Stored data
━━━━

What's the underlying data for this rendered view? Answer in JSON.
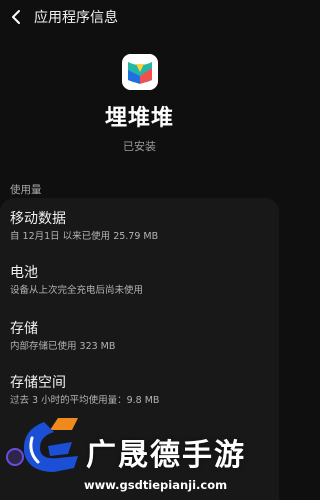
{
  "header": {
    "back_icon": "back-arrow-icon",
    "title": "应用程序信息"
  },
  "app": {
    "name": "埋堆堆",
    "status": "已安装",
    "icon": "app-icon"
  },
  "usage_section": {
    "label": "使用量",
    "items": [
      {
        "title": "移动数据",
        "subtitle": "自 12月1日 以来已使用 25.79 MB"
      },
      {
        "title": "电池",
        "subtitle": "设备从上次完全充电后尚未使用"
      },
      {
        "title": "存储",
        "subtitle": "内部存储已使用 323 MB"
      },
      {
        "title": "存储空间",
        "subtitle": "过去 3 小时的平均使用量：9.8 MB"
      }
    ]
  },
  "watermark": {
    "text": "广晟德手游",
    "url": "www.gsdtiepianji.com",
    "logo_icon": "gsd-logo-icon"
  },
  "colors": {
    "background": "#0f0f0f",
    "card": "#181818",
    "watermark_blue": "#1b4fd6",
    "watermark_orange": "#f08a1c"
  }
}
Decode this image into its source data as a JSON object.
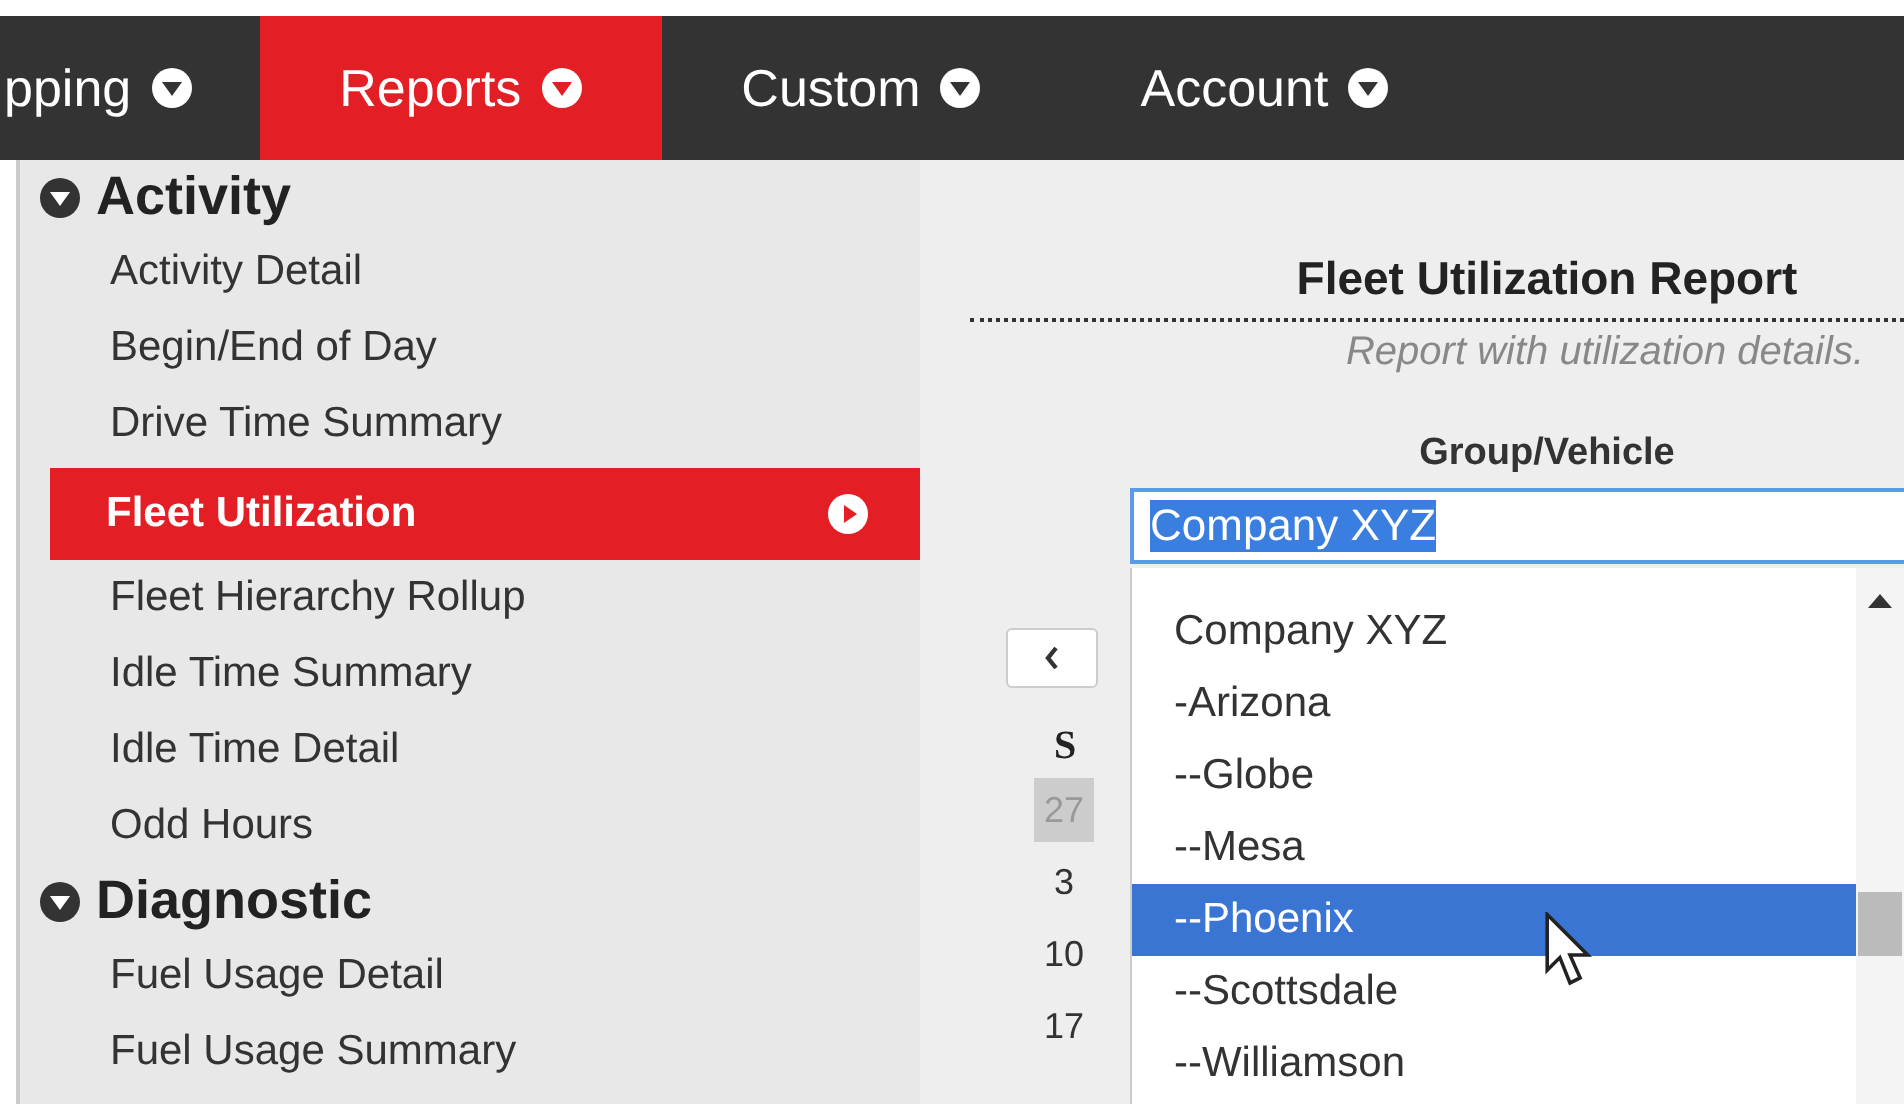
{
  "nav": {
    "items": [
      {
        "label": "pping",
        "selected": false
      },
      {
        "label": "Reports",
        "selected": true
      },
      {
        "label": "Custom",
        "selected": false
      },
      {
        "label": "Account",
        "selected": false
      }
    ]
  },
  "menu": {
    "sections": [
      {
        "title": "Activity",
        "expanded": true,
        "items": [
          {
            "label": "Activity Detail",
            "selected": false
          },
          {
            "label": "Begin/End of Day",
            "selected": false
          },
          {
            "label": "Drive Time Summary",
            "selected": false
          },
          {
            "label": "Fleet Utilization",
            "selected": true
          },
          {
            "label": "Fleet Hierarchy Rollup",
            "selected": false
          },
          {
            "label": "Idle Time Summary",
            "selected": false
          },
          {
            "label": "Idle Time Detail",
            "selected": false
          },
          {
            "label": "Odd Hours",
            "selected": false
          }
        ]
      },
      {
        "title": "Diagnostic",
        "expanded": true,
        "items": [
          {
            "label": "Fuel Usage Detail",
            "selected": false
          },
          {
            "label": "Fuel Usage Summary",
            "selected": false
          }
        ]
      }
    ]
  },
  "report": {
    "title": "Fleet Utilization Report",
    "subtitle": "Report with utilization details.",
    "field_label": "Group/Vehicle",
    "value": "Company XYZ",
    "options": [
      {
        "label": "Company XYZ",
        "highlighted": false
      },
      {
        "label": "-Arizona",
        "highlighted": false
      },
      {
        "label": "--Globe",
        "highlighted": false
      },
      {
        "label": "--Mesa",
        "highlighted": false
      },
      {
        "label": "--Phoenix",
        "highlighted": true
      },
      {
        "label": "--Scottsdale",
        "highlighted": false
      },
      {
        "label": "--Williamson",
        "highlighted": false
      }
    ],
    "calendar": {
      "weekday": "S",
      "days": [
        {
          "label": "27",
          "other_month": true
        },
        {
          "label": "3",
          "other_month": false
        },
        {
          "label": "10",
          "other_month": false
        },
        {
          "label": "17",
          "other_month": false
        }
      ]
    }
  }
}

━━━━

The problem
Images do not belong in the copy; reproduce all other parts of the records above verbatim.

Exercise result
What's the underlying data for this rendered view? Answer in JSON.
{
  "header": {
    "back_icon": "back-arrow-icon",
    "title": "应用程序信息"
  },
  "app": {
    "name": "埋堆堆",
    "status": "已安装",
    "icon": "app-icon"
  },
  "usage_section": {
    "label": "使用量",
    "items": [
      {
        "title": "移动数据",
        "subtitle": "自 12月1日 以来已使用 25.79 MB"
      },
      {
        "title": "电池",
        "subtitle": "设备从上次完全充电后尚未使用"
      },
      {
        "title": "存储",
        "subtitle": "内部存储已使用 323 MB"
      },
      {
        "title": "存储空间",
        "subtitle": "过去 3 小时的平均使用量：9.8 MB"
      }
    ]
  },
  "watermark": {
    "text": "广晟德手游",
    "url": "www.gsdtiepianji.com",
    "logo_icon": "gsd-logo-icon"
  },
  "colors": {
    "background": "#0f0f0f",
    "card": "#181818",
    "watermark_blue": "#1b4fd6",
    "watermark_orange": "#f08a1c"
  }
}
Decode this image into its source data as a JSON object.
{
  "nav": {
    "items": [
      {
        "label": "pping",
        "selected": false
      },
      {
        "label": "Reports",
        "selected": true
      },
      {
        "label": "Custom",
        "selected": false
      },
      {
        "label": "Account",
        "selected": false
      }
    ]
  },
  "menu": {
    "sections": [
      {
        "title": "Activity",
        "expanded": true,
        "items": [
          {
            "label": "Activity Detail",
            "selected": false
          },
          {
            "label": "Begin/End of Day",
            "selected": false
          },
          {
            "label": "Drive Time Summary",
            "selected": false
          },
          {
            "label": "Fleet Utilization",
            "selected": true
          },
          {
            "label": "Fleet Hierarchy Rollup",
            "selected": false
          },
          {
            "label": "Idle Time Summary",
            "selected": false
          },
          {
            "label": "Idle Time Detail",
            "selected": false
          },
          {
            "label": "Odd Hours",
            "selected": false
          }
        ]
      },
      {
        "title": "Diagnostic",
        "expanded": true,
        "items": [
          {
            "label": "Fuel Usage Detail",
            "selected": false
          },
          {
            "label": "Fuel Usage Summary",
            "selected": false
          }
        ]
      }
    ]
  },
  "report": {
    "title": "Fleet Utilization Report",
    "subtitle": "Report with utilization details.",
    "field_label": "Group/Vehicle",
    "value": "Company XYZ",
    "options": [
      {
        "label": "Company XYZ",
        "highlighted": false
      },
      {
        "label": "-Arizona",
        "highlighted": false
      },
      {
        "label": "--Globe",
        "highlighted": false
      },
      {
        "label": "--Mesa",
        "highlighted": false
      },
      {
        "label": "--Phoenix",
        "highlighted": true
      },
      {
        "label": "--Scottsdale",
        "highlighted": false
      },
      {
        "label": "--Williamson",
        "highlighted": false
      }
    ],
    "calendar": {
      "weekday": "S",
      "days": [
        {
          "label": "27",
          "other_month": true
        },
        {
          "label": "3",
          "other_month": false
        },
        {
          "label": "10",
          "other_month": false
        },
        {
          "label": "17",
          "other_month": false
        }
      ]
    }
  }
}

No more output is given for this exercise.